## Set problem
Find the word "从滑块的" in the records below. List each line containing it.

Stored items:
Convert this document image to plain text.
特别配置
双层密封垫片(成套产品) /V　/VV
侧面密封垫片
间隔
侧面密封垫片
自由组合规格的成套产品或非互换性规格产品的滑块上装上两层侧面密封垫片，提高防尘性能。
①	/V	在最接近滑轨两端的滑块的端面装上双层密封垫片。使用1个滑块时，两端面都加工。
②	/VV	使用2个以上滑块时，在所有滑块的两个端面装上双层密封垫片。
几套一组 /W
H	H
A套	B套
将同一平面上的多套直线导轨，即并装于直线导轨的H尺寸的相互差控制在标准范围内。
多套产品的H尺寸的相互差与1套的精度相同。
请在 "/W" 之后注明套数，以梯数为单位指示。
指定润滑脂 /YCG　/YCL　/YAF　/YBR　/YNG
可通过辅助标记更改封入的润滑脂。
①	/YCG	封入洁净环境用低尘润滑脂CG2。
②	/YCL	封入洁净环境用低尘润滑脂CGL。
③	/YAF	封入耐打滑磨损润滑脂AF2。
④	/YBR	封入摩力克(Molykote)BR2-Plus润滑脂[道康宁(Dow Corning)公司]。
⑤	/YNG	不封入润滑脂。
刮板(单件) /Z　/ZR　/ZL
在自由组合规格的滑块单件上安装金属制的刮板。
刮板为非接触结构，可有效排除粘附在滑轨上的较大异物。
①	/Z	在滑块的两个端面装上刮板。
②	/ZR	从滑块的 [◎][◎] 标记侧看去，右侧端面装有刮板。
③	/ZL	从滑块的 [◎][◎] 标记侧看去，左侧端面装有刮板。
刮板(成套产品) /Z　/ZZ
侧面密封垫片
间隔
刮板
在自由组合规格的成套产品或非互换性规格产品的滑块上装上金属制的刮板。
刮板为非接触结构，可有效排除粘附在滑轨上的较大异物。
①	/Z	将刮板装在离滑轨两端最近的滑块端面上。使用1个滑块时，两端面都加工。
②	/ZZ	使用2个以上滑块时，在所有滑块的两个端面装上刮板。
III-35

## Worked solution
②	/ZR	从滑块的 [◎][◎] 标记侧看去，右侧端面装有刮板。
③	/ZL	从滑块的 [◎][◎] 标记侧看去，左侧端面装有刮板。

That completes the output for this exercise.